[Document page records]
——
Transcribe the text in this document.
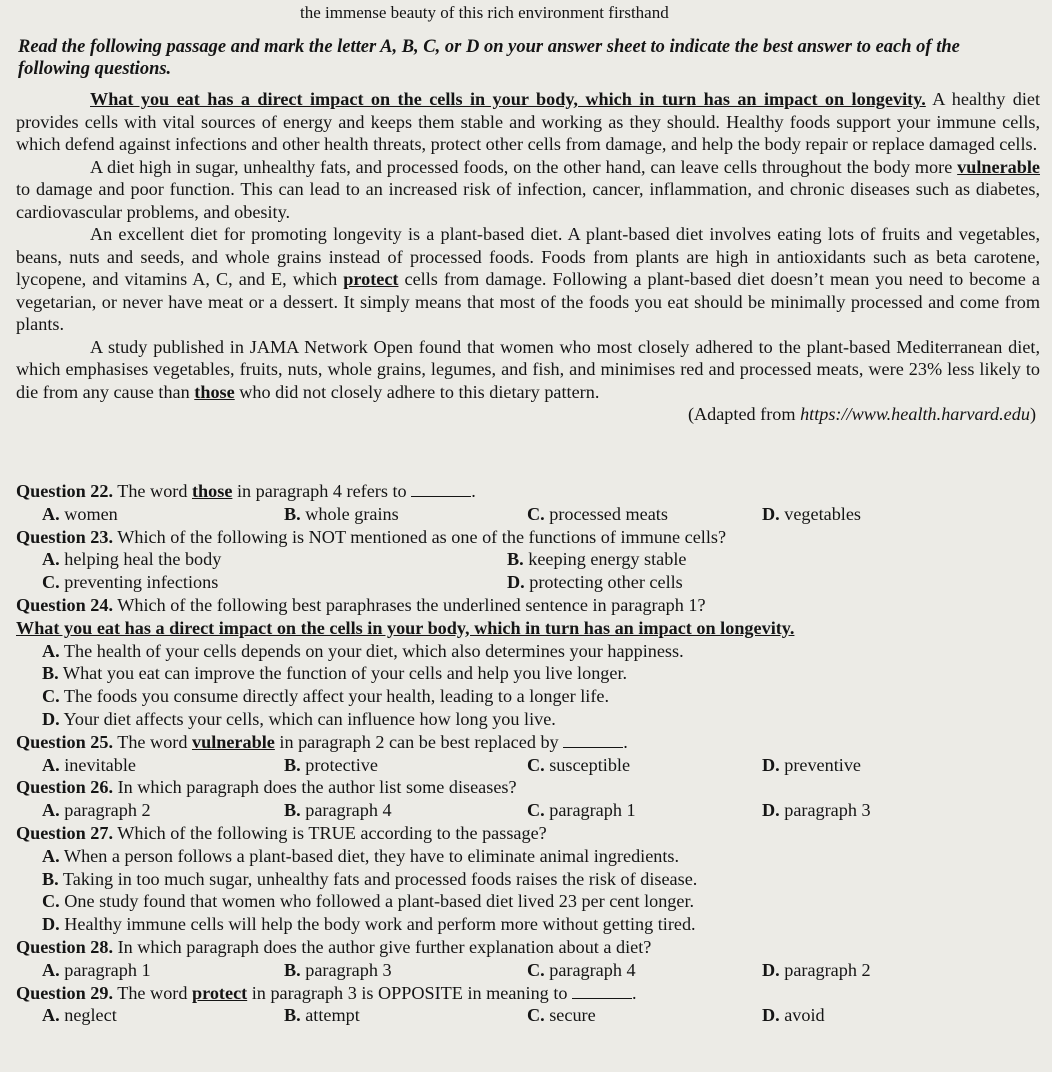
the immense beauty of this rich environment firsthand
Read the following passage and mark the letter A, B, C, or D on your answer sheet to indicate the best answer to each of the following questions.

What you eat has a direct impact on the cells in your body, which in turn has an impact on longevity. A healthy diet provides cells with vital sources of energy and keeps them stable and working as they should. Healthy foods support your immune cells, which defend against infections and other health threats, protect other cells from damage, and help the body repair or replace damaged cells.

A diet high in sugar, unhealthy fats, and processed foods, on the other hand, can leave cells throughout the body more vulnerable to damage and poor function. This can lead to an increased risk of infection, cancer, inflammation, and chronic diseases such as diabetes, cardiovascular problems, and obesity.

An excellent diet for promoting longevity is a plant-based diet. A plant-based diet involves eating lots of fruits and vegetables, beans, nuts and seeds, and whole grains instead of processed foods. Foods from plants are high in antioxidants such as beta carotene, lycopene, and vitamins A, C, and E, which protect cells from damage. Following a plant-based diet doesn’t mean you need to become a vegetarian, or never have meat or a dessert. It simply means that most of the foods you eat should be minimally processed and come from plants.

A study published in JAMA Network Open found that women who most closely adhered to the plant-based Mediterranean diet, which emphasises vegetables, fruits, nuts, whole grains, legumes, and fish, and minimises red and processed meats, were 23% less likely to die from any cause than those who did not closely adhere to this dietary pattern.

(Adapted from https://www.health.harvard.edu)

Question 22. The word those in paragraph 4 refers to	.

A. women	B. whole grains	C. processed meats	D. vegetables

Question 23. Which of the following is NOT mentioned as one of the functions of immune cells?

A. helping heal the body	B. keeping energy stable
C. preventing infections	D. protecting other cells

Question 24. Which of the following best paraphrases the underlined sentence in paragraph 1?

What you eat has a direct impact on the cells in your body, which in turn has an impact on longevity.

A. The health of your cells depends on your diet, which also determines your happiness.

B. What you eat can improve the function of your cells and help you live longer.

C. The foods you consume directly affect your health, leading to a longer life.

D. Your diet affects your cells, which can influence how long you live.

Question 25. The word vulnerable in paragraph 2 can be best replaced by	.

A. inevitable	B. protective	C. susceptible	D. preventive

Question 26. In which paragraph does the author list some diseases?

A. paragraph 2	B. paragraph 4	C. paragraph 1	D. paragraph 3

Question 27. Which of the following is TRUE according to the passage?

A. When a person follows a plant-based diet, they have to eliminate animal ingredients.

B. Taking in too much sugar, unhealthy fats and processed foods raises the risk of disease.

C. One study found that women who followed a plant-based diet lived 23 per cent longer.

D. Healthy immune cells will help the body work and perform more without getting tired.

Question 28. In which paragraph does the author give further explanation about a diet?

A. paragraph 1	B. paragraph 3	C. paragraph 4	D. paragraph 2

Question 29. The word protect in paragraph 3 is OPPOSITE in meaning to	.

A. neglect	B. attempt	C. secure	D. avoid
——
What the task requires: Please retype every record exactly, leaving the pictures out.

The answer:
Transcribe the text in this document.
the immense beauty of this rich environment firsthand
Read the following passage and mark the letter A, B, C, or D on your answer sheet to indicate the best answer to each of the following questions.

What you eat has a direct impact on the cells in your body, which in turn has an impact on longevity. A healthy diet provides cells with vital sources of energy and keeps them stable and working as they should. Healthy foods support your immune cells, which defend against infections and other health threats, protect other cells from damage, and help the body repair or replace damaged cells.

A diet high in sugar, unhealthy fats, and processed foods, on the other hand, can leave cells throughout the body more vulnerable to damage and poor function. This can lead to an increased risk of infection, cancer, inflammation, and chronic diseases such as diabetes, cardiovascular problems, and obesity.

An excellent diet for promoting longevity is a plant-based diet. A plant-based diet involves eating lots of fruits and vegetables, beans, nuts and seeds, and whole grains instead of processed foods. Foods from plants are high in antioxidants such as beta carotene, lycopene, and vitamins A, C, and E, which protect cells from damage. Following a plant-based diet doesn’t mean you need to become a vegetarian, or never have meat or a dessert. It simply means that most of the foods you eat should be minimally processed and come from plants.

A study published in JAMA Network Open found that women who most closely adhered to the plant-based Mediterranean diet, which emphasises vegetables, fruits, nuts, whole grains, legumes, and fish, and minimises red and processed meats, were 23% less likely to die from any cause than those who did not closely adhere to this dietary pattern.

(Adapted from https://www.health.harvard.edu)

Question 22. The word those in paragraph 4 refers to	.

A. women	B. whole grains	C. processed meats	D. vegetables

Question 23. Which of the following is NOT mentioned as one of the functions of immune cells?

A. helping heal the body	B. keeping energy stable
C. preventing infections	D. protecting other cells

Question 24. Which of the following best paraphrases the underlined sentence in paragraph 1?

What you eat has a direct impact on the cells in your body, which in turn has an impact on longevity.

A. The health of your cells depends on your diet, which also determines your happiness.

B. What you eat can improve the function of your cells and help you live longer.

C. The foods you consume directly affect your health, leading to a longer life.

D. Your diet affects your cells, which can influence how long you live.

Question 25. The word vulnerable in paragraph 2 can be best replaced by	.

A. inevitable	B. protective	C. susceptible	D. preventive

Question 26. In which paragraph does the author list some diseases?

A. paragraph 2	B. paragraph 4	C. paragraph 1	D. paragraph 3

Question 27. Which of the following is TRUE according to the passage?

A. When a person follows a plant-based diet, they have to eliminate animal ingredients.

B. Taking in too much sugar, unhealthy fats and processed foods raises the risk of disease.

C. One study found that women who followed a plant-based diet lived 23 per cent longer.

D. Healthy immune cells will help the body work and perform more without getting tired.

Question 28. In which paragraph does the author give further explanation about a diet?

A. paragraph 1	B. paragraph 3	C. paragraph 4	D. paragraph 2

Question 29. The word protect in paragraph 3 is OPPOSITE in meaning to	.

A. neglect	B. attempt	C. secure	D. avoid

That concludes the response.